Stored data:
## start

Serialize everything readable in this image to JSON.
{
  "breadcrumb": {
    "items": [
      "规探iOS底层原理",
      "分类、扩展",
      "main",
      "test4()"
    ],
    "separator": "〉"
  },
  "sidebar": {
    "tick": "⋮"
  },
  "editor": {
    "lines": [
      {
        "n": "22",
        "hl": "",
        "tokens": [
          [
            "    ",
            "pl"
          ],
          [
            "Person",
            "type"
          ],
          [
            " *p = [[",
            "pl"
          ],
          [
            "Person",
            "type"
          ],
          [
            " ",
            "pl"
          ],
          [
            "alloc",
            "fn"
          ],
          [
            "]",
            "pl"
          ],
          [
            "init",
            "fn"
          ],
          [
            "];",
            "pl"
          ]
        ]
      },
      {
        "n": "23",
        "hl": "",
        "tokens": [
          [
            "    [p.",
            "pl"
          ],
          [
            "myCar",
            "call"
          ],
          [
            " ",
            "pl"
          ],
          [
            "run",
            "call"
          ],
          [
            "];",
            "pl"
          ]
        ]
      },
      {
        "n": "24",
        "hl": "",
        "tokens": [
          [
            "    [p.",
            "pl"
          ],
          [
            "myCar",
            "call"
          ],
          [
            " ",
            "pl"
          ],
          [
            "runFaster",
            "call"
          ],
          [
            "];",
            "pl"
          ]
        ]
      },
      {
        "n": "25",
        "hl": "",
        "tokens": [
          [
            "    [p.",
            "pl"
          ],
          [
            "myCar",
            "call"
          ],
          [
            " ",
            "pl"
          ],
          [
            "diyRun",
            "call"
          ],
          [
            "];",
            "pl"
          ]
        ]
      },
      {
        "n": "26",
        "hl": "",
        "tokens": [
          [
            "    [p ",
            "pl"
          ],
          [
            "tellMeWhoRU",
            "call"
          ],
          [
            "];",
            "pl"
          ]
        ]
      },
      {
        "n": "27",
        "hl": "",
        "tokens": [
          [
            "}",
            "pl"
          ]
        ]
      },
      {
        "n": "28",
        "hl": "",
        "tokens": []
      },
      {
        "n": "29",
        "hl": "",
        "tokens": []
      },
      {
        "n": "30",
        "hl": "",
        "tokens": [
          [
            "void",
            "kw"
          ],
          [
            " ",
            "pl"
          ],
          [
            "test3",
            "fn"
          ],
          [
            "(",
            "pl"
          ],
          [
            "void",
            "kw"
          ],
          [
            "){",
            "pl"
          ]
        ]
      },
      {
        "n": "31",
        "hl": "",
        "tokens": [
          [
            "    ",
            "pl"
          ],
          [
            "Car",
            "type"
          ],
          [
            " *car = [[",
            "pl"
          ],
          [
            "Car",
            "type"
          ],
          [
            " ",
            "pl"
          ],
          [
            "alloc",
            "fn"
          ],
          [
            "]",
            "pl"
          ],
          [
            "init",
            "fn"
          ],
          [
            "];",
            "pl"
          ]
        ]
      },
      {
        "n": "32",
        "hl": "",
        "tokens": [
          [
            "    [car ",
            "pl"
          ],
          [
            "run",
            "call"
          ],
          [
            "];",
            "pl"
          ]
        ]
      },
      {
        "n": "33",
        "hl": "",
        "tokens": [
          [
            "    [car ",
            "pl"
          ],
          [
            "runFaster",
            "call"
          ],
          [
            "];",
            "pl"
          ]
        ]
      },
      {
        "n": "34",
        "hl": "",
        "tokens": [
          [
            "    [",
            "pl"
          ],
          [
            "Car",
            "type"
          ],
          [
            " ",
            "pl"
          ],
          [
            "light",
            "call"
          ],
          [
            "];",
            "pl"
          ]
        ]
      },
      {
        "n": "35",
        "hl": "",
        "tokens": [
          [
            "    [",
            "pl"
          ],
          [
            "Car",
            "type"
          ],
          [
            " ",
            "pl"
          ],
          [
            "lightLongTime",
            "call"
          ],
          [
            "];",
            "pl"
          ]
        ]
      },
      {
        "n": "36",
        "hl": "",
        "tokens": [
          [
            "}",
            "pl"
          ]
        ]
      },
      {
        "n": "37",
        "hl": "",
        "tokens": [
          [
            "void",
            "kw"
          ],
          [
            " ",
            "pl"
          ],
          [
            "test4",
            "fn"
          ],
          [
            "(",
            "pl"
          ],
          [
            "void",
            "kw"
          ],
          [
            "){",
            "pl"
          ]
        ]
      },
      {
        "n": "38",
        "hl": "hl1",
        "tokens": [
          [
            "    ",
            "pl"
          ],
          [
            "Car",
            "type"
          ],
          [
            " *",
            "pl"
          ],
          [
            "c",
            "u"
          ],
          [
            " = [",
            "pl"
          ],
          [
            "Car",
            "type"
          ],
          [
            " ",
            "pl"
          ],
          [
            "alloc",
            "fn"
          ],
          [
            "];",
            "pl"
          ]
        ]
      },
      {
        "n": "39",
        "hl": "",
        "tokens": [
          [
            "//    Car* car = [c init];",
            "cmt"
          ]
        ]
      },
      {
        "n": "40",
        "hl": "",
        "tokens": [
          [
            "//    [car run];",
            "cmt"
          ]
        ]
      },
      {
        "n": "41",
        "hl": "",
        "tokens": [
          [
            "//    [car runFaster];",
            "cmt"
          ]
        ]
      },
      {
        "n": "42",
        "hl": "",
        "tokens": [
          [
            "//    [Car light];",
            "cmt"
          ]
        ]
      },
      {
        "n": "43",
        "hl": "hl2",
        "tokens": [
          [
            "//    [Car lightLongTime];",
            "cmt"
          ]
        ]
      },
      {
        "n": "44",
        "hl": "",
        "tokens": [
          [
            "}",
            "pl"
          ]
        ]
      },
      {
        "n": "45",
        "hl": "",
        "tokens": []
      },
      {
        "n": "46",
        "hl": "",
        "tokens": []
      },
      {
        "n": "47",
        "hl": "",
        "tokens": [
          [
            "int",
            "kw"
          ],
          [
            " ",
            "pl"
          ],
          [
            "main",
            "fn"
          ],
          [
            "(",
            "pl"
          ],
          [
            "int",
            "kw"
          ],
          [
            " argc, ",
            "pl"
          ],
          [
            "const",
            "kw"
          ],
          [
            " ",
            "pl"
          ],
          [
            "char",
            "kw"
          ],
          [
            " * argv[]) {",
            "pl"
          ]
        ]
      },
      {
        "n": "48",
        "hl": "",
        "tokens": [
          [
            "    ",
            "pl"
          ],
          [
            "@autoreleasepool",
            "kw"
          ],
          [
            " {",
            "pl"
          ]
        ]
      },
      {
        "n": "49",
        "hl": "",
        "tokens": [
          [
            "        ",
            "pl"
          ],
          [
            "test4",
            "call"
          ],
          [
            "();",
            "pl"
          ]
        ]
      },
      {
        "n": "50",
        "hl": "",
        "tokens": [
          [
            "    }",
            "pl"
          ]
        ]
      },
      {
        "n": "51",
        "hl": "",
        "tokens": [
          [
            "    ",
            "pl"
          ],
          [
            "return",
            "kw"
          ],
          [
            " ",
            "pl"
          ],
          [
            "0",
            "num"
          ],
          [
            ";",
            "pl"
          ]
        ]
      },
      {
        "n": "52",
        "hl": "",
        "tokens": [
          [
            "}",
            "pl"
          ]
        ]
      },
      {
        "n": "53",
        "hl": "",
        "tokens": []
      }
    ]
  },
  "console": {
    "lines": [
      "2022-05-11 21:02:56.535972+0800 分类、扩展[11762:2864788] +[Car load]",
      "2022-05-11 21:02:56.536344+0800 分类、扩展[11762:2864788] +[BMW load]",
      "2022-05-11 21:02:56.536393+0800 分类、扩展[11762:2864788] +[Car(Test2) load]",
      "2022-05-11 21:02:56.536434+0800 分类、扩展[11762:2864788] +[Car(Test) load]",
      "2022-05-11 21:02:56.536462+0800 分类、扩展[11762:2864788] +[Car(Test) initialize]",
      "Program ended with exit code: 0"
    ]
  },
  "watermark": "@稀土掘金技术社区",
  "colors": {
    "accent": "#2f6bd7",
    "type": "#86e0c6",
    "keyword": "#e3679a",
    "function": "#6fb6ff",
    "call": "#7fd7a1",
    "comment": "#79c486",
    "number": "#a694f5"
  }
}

## end

◆ Job
Go through the data and gather every line that holds "load".

◆ Output for this exercise
      "2022-05-11 21:02:56.535972+0800 分类、扩展[11762:2864788] +[Car load]",
      "2022-05-11 21:02:56.536344+0800 分类、扩展[11762:2864788] +[BMW load]",
      "2022-05-11 21:02:56.536393+0800 分类、扩展[11762:2864788] +[Car(Test2) load]",
      "2022-05-11 21:02:56.536434+0800 分类、扩展[11762:2864788] +[Car(Test) load]",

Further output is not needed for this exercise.